◆ Task objective: Omit the pictures, then reproduce every remaining record exactly.

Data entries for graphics

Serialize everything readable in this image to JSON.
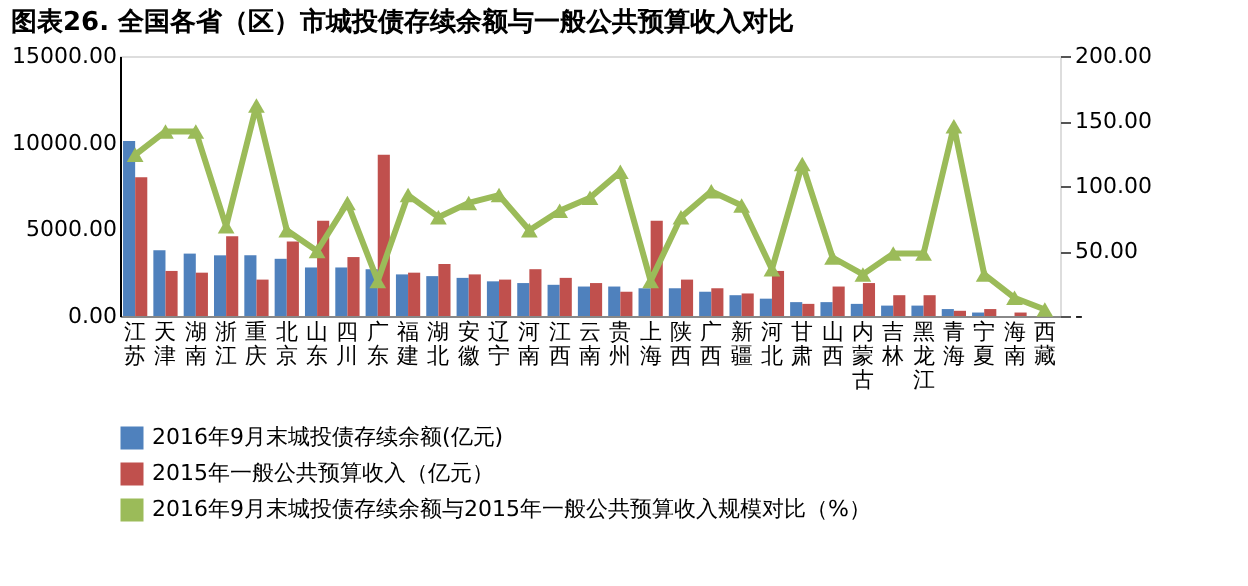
{
  "chart_data": {
    "type": "bar",
    "title": "图表26. 全国各省（区）市城投债存续余额与一般公共预算收入对比",
    "categories": [
      "江苏",
      "天津",
      "湖南",
      "浙江",
      "重庆",
      "北京",
      "山东",
      "四川",
      "广东",
      "福建",
      "湖北",
      "安徽",
      "辽宁",
      "河南",
      "江西",
      "云南",
      "贵州",
      "上海",
      "陕西",
      "广西",
      "新疆",
      "河北",
      "甘肃",
      "山西",
      "内蒙古",
      "吉林",
      "黑龙江",
      "青海",
      "宁夏",
      "海南",
      "西藏"
    ],
    "series": [
      {
        "name": "2016年9月末城投债存续余额(亿元)",
        "color": "#4f81bd",
        "values": [
          10100,
          3800,
          3600,
          3500,
          3500,
          3300,
          2800,
          2800,
          2700,
          2400,
          2300,
          2200,
          2000,
          1900,
          1800,
          1700,
          1700,
          1600,
          1600,
          1400,
          1200,
          1000,
          800,
          800,
          700,
          600,
          600,
          400,
          200,
          null,
          null
        ]
      },
      {
        "name": "2015年一般公共预算收入（亿元）",
        "color": "#c0504d",
        "values": [
          8000,
          2600,
          2500,
          4600,
          2100,
          4300,
          5500,
          3400,
          9300,
          2500,
          3000,
          2400,
          2100,
          2700,
          2200,
          1900,
          1400,
          5500,
          2100,
          1600,
          1300,
          2600,
          700,
          1700,
          1900,
          1200,
          1200,
          300,
          400,
          200,
          null
        ]
      },
      {
        "name": "2016年9月末城投债存续余额与2015年一般公共预算收入规模对比（%）",
        "type": "line",
        "axis": "y2",
        "color": "#9bbb59",
        "marker": "triangle",
        "line_style": "solid",
        "values": [
          124,
          142,
          142,
          69,
          162,
          66,
          50,
          87,
          27,
          93,
          76,
          87,
          93,
          66,
          81,
          91,
          111,
          27,
          76,
          96,
          85,
          36,
          117,
          45,
          32,
          48,
          48,
          146,
          32,
          14,
          5
        ]
      }
    ],
    "ylim": [
      0,
      15000
    ],
    "yticks": [
      {
        "value": 0,
        "label": "0.00"
      },
      {
        "value": 5000,
        "label": "5000.00"
      },
      {
        "value": 10000,
        "label": "10000.00"
      },
      {
        "value": 15000,
        "label": "15000.00"
      }
    ],
    "y2lim": [
      0,
      200
    ],
    "y2ticks": [
      {
        "value": 0,
        "label": "-"
      },
      {
        "value": 50,
        "label": "50.00"
      },
      {
        "value": 100,
        "label": "100.00"
      },
      {
        "value": 150,
        "label": "150.00"
      },
      {
        "value": 200,
        "label": "200.00"
      }
    ],
    "grid": false,
    "legend": "bottom"
  }
}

◆ Task output:
Serialize everything readable in this image to JSON.
{
  "chart_data": {
    "type": "bar",
    "title": "图表26. 全国各省（区）市城投债存续余额与一般公共预算收入对比",
    "categories": [
      "江苏",
      "天津",
      "湖南",
      "浙江",
      "重庆",
      "北京",
      "山东",
      "四川",
      "广东",
      "福建",
      "湖北",
      "安徽",
      "辽宁",
      "河南",
      "江西",
      "云南",
      "贵州",
      "上海",
      "陕西",
      "广西",
      "新疆",
      "河北",
      "甘肃",
      "山西",
      "内蒙古",
      "吉林",
      "黑龙江",
      "青海",
      "宁夏",
      "海南",
      "西藏"
    ],
    "series": [
      {
        "name": "2016年9月末城投债存续余额(亿元)",
        "color": "#4f81bd",
        "values": [
          10100,
          3800,
          3600,
          3500,
          3500,
          3300,
          2800,
          2800,
          2700,
          2400,
          2300,
          2200,
          2000,
          1900,
          1800,
          1700,
          1700,
          1600,
          1600,
          1400,
          1200,
          1000,
          800,
          800,
          700,
          600,
          600,
          400,
          200,
          null,
          null
        ]
      },
      {
        "name": "2015年一般公共预算收入（亿元）",
        "color": "#c0504d",
        "values": [
          8000,
          2600,
          2500,
          4600,
          2100,
          4300,
          5500,
          3400,
          9300,
          2500,
          3000,
          2400,
          2100,
          2700,
          2200,
          1900,
          1400,
          5500,
          2100,
          1600,
          1300,
          2600,
          700,
          1700,
          1900,
          1200,
          1200,
          300,
          400,
          200,
          null
        ]
      },
      {
        "name": "2016年9月末城投债存续余额与2015年一般公共预算收入规模对比（%）",
        "type": "line",
        "axis": "y2",
        "color": "#9bbb59",
        "marker": "triangle",
        "line_style": "solid",
        "values": [
          124,
          142,
          142,
          69,
          162,
          66,
          50,
          87,
          27,
          93,
          76,
          87,
          93,
          66,
          81,
          91,
          111,
          27,
          76,
          96,
          85,
          36,
          117,
          45,
          32,
          48,
          48,
          146,
          32,
          14,
          5
        ]
      }
    ],
    "ylim": [
      0,
      15000
    ],
    "yticks": [
      {
        "value": 0,
        "label": "0.00"
      },
      {
        "value": 5000,
        "label": "5000.00"
      },
      {
        "value": 10000,
        "label": "10000.00"
      },
      {
        "value": 15000,
        "label": "15000.00"
      }
    ],
    "y2lim": [
      0,
      200
    ],
    "y2ticks": [
      {
        "value": 0,
        "label": "-"
      },
      {
        "value": 50,
        "label": "50.00"
      },
      {
        "value": 100,
        "label": "100.00"
      },
      {
        "value": 150,
        "label": "150.00"
      },
      {
        "value": 200,
        "label": "200.00"
      }
    ],
    "grid": false,
    "legend": "bottom"
  }
}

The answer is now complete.